* Begin *

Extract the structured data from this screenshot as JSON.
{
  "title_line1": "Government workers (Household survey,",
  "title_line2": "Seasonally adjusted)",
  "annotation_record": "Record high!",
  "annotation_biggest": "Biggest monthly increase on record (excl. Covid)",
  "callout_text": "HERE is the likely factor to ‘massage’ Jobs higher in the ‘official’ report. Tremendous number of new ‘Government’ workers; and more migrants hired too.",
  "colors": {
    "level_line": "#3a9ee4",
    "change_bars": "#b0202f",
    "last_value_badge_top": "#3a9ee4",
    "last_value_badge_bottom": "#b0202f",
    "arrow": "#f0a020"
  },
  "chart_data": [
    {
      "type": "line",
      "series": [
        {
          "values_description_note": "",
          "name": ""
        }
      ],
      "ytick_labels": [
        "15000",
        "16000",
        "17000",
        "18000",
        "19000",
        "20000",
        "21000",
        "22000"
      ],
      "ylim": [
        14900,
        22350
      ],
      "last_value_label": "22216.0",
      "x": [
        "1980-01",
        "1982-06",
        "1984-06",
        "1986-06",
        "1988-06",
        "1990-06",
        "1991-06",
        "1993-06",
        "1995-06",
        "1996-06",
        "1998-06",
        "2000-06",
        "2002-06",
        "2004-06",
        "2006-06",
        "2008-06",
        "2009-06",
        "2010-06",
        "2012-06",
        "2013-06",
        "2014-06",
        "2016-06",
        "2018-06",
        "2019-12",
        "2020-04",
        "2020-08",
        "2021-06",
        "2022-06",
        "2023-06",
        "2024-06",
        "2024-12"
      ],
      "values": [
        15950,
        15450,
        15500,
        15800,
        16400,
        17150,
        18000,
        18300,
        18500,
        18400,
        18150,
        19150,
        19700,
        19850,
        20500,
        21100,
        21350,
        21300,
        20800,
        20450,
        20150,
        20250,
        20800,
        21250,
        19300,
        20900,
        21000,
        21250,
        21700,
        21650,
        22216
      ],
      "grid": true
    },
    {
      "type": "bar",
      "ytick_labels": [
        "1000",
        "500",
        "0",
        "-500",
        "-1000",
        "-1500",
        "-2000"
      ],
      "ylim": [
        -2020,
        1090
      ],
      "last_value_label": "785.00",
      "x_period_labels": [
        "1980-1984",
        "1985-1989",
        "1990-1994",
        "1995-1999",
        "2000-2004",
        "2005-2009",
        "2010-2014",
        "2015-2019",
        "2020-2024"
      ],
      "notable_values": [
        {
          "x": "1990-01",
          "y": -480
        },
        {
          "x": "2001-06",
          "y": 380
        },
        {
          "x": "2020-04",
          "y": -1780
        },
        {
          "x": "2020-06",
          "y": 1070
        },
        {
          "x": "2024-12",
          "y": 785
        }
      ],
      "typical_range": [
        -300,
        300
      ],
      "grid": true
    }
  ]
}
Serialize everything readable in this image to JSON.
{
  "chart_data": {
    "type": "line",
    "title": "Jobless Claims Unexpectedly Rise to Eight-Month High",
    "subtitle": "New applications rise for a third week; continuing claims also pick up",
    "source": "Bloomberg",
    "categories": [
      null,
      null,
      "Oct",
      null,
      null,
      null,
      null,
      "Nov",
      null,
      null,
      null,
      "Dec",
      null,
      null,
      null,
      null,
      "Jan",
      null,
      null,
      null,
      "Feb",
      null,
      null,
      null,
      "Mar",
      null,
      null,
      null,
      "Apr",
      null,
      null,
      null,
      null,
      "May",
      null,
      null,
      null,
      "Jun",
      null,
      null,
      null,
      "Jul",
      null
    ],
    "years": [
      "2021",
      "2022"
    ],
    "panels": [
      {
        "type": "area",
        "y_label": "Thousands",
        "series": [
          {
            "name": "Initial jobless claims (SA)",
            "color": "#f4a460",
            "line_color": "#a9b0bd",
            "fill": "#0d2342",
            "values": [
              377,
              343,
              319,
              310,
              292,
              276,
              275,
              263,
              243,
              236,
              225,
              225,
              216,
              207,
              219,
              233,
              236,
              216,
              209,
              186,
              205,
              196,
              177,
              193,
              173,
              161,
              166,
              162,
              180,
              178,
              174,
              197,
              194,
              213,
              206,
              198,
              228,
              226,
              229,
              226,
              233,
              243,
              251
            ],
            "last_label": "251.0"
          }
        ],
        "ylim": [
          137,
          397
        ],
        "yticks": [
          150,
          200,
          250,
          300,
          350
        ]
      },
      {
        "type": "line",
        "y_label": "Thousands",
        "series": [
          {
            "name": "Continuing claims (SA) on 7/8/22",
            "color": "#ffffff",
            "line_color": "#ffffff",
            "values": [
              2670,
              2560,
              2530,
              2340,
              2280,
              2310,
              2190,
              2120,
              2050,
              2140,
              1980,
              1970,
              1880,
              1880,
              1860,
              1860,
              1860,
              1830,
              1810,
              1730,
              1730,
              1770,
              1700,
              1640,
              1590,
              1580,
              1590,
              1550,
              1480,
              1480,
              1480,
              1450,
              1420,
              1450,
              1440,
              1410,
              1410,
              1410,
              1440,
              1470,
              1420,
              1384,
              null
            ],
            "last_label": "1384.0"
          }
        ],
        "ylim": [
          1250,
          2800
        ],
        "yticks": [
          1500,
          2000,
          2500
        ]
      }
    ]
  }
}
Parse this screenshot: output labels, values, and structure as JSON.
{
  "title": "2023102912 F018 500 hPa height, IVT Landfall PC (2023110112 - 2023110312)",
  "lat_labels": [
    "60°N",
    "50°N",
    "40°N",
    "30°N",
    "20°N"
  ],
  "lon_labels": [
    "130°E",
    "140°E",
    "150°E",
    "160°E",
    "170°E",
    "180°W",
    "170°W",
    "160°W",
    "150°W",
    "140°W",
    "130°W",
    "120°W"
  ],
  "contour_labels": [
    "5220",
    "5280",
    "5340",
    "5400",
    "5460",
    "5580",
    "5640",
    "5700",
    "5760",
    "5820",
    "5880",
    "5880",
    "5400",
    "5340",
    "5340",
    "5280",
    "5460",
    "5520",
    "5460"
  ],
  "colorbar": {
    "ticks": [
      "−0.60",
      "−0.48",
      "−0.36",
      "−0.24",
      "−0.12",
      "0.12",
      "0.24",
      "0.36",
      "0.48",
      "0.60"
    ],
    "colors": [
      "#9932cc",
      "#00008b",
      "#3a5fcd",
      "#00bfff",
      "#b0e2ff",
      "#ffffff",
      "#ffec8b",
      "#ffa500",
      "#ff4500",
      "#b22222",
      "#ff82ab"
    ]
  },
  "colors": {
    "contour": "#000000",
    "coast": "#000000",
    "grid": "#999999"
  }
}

* End *

Short problem: Quote verbatim the line containing "Parse this screenshot: output" and every line after it through the end of the records above.

The reply:
Parse this screenshot: output labels, values, and structure as JSON.
{
  "title": "2023102912 F018 500 hPa height, IVT Landfall PC (2023110112 - 2023110312)",
  "lat_labels": [
    "60°N",
    "50°N",
    "40°N",
    "30°N",
    "20°N"
  ],
  "lon_labels": [
    "130°E",
    "140°E",
    "150°E",
    "160°E",
    "170°E",
    "180°W",
    "170°W",
    "160°W",
    "150°W",
    "140°W",
    "130°W",
    "120°W"
  ],
  "contour_labels": [
    "5220",
    "5280",
    "5340",
    "5400",
    "5460",
    "5580",
    "5640",
    "5700",
    "5760",
    "5820",
    "5880",
    "5880",
    "5400",
    "5340",
    "5340",
    "5280",
    "5460",
    "5520",
    "5460"
  ],
  "colorbar": {
    "ticks": [
      "−0.60",
      "−0.48",
      "−0.36",
      "−0.24",
      "−0.12",
      "0.12",
      "0.24",
      "0.36",
      "0.48",
      "0.60"
    ],
    "colors": [
      "#9932cc",
      "#00008b",
      "#3a5fcd",
      "#00bfff",
      "#b0e2ff",
      "#ffffff",
      "#ffec8b",
      "#ffa500",
      "#ff4500",
      "#b22222",
      "#ff82ab"
    ]
  },
  "colors": {
    "contour": "#000000",
    "coast": "#000000",
    "grid": "#999999"
  }
}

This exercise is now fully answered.